# CHALLENGE 1
In the COBOL discussion, list every job search that the comment marked #187 reports, with the number of hits each one got.
# CHALLENGE 2
Write out the stretch of the COBOL discussion from "IT tends to" through "to your shareholders.".

# PASSAGE SHOWN
MOVE ZEROES TO Counting
INSPECT Remaining-Bottles TALLYING
Counting FOR LEADING ZEROES
ADD 1 TO Counting GIVING Start-Position
SUBTRACT Counting FROM 2 GIVING Positions
DISPLAY "Take one down and pass it around, “
Remaining-Bottles(Start-Position:Positions)
” bottles of beer on the wall."
END-EVALUATE
END-PERFORM
STOP RUN.

I coded COBOL for 5 years in the late 80’s early 90’s. It’s just a programming language and like all languages works well in some environments and with some tasks and less well with others. Slagging off COBOL for what it is is like an English speaker slagging off Lithuanian just because it’s at the opposite end of the indo-european language spectrum


#187

Don’t go by what someone says regarding whether a language is fading… do a job search and compare it to job searches for other languages. For instance, I just did a search for “cobol programmer” on Monster.com (no locality given) and I got 90 hits. I did the same search for “.NET programmer” and I got 361 hits. “C programmer” got 459 hits, but “ruby programmer” only got 35 hits. Perl got 110 and PHP got 133. Just “Programmer” got 2055.

I guess cobol is fading. Those lines of code must be really good and really old.


#188

Some commenters contrast COBOL with Java, which is supposed to be a modern language, but the tendency I see is that Java has peaked and is declining in popularity. Do not despair, though, Java programmers! Considering the amount of code currently being written in it, Java will be the next COBOL!


#189

Actually, what all these comments say is that IT doesn’t matter. The destested Nicholas Carr was right!

For all that we keep hearing about how IT can be a source of competitive advantage, it rarely turns out to be true. You can search airfares using mainframes and TPF. Or big UNIX servers and C++. Or Linux clusters and Lisp. Doesn’t matter. (These are real examples.)

IT tends to occupy the same percentage of the budget in different organizations. (Not unlike military budgets.) If you find a way to be 10x more efficient at your business-critical processes, then great, your IT staff just gets more time to goof around with non-critical toys that make them happy. It doesn’t, however, allow you to fire 90% of your IT people and pay out the savings as dividends to your shareholders.

COBOL is dead. COBOL is alive. COBOL is ugly. COBOL is beautiful. COBOL corrupts the mind. COBOL promotes good programming. None of this matters. COBOL simply … is. And that’s that.


#190

Neither line count, years in development nor the number of active developers are good measures of the quality of a language. A two-person startup using a modern, succinct language can convey a lot of functionality in six months and a few thousand lines of code.

Yes, there are still some people using COBOL. I bet you could say the same thing about any programming language that used to be somewhat popular at one point in time.

But if COBOL programmers are making good money, that only means there are few of them left. If there were plenty, they’d be cheap.


#191

Hi. great Site, reading it little time ago.
Now respect to cobol (escuse my english, im spanish native), im always wish to learn it (no teach it in university).

(Labeled region entries)

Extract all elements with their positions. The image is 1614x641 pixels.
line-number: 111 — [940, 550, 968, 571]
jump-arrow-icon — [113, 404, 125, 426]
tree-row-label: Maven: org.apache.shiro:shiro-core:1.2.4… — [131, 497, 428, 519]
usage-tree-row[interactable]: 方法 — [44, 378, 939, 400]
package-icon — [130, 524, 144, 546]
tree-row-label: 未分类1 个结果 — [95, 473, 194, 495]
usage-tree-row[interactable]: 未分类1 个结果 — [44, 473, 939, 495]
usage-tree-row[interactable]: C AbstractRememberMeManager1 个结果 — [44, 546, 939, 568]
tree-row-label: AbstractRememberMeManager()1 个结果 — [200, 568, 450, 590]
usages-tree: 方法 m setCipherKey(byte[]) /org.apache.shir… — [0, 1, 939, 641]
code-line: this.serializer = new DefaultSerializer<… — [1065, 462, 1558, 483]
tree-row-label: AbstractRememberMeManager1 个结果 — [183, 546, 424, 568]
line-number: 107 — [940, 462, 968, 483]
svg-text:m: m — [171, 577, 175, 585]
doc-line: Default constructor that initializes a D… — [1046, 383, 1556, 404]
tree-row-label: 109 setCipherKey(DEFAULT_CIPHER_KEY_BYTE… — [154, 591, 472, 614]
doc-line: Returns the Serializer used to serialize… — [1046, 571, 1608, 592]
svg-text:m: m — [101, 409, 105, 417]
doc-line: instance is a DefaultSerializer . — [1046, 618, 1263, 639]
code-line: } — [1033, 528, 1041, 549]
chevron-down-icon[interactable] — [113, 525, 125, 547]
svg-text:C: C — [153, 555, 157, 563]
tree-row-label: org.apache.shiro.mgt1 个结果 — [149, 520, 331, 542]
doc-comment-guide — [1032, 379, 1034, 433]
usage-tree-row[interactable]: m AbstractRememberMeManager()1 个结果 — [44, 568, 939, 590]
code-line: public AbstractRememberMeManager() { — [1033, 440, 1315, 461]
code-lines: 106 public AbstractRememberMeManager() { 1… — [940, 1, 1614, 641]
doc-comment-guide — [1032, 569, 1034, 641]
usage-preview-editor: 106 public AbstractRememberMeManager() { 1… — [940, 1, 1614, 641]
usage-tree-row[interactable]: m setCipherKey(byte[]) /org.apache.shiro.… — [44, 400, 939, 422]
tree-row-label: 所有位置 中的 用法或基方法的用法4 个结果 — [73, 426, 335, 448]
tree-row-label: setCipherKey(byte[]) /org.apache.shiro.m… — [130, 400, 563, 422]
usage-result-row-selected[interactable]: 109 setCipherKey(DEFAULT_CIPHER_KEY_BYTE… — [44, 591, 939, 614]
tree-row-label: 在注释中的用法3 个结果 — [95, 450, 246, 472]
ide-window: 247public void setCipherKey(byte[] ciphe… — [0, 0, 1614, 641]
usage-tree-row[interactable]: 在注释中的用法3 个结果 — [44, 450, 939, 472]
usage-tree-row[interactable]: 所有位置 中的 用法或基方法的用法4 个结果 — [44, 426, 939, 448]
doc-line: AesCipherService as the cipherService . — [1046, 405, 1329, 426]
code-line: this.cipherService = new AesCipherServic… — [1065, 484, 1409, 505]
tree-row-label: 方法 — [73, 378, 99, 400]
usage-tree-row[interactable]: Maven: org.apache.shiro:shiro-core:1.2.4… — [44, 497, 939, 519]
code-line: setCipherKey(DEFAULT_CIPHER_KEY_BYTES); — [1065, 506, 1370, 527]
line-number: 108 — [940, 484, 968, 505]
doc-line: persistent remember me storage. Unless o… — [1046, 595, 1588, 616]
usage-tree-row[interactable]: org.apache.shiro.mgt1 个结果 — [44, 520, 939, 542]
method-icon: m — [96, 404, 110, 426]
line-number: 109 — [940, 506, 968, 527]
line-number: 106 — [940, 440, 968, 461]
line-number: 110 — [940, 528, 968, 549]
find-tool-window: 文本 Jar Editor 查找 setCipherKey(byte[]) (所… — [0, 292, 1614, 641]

# FINAL RESULT 1
- "cobol programmer": 90 hits
- ".NET programmer": 361 hits
- "C programmer": 459 hits
- "ruby programmer": 35 hits
- Perl: 110 hits
- PHP: 133 hits
- "Programmer": 2055 hits

# FINAL RESULT 2
IT tends to occupy the same percentage of the budget in different organizations. (Not unlike military budgets.) If you find a way to be 10x more efficient at your business-critical processes, then great, your IT staff just gets more time to goof around with non-critical toys that make them happy. It doesn’t, however, allow you to fire 90% of your IT people and pay out the savings as dividends to your shareholders.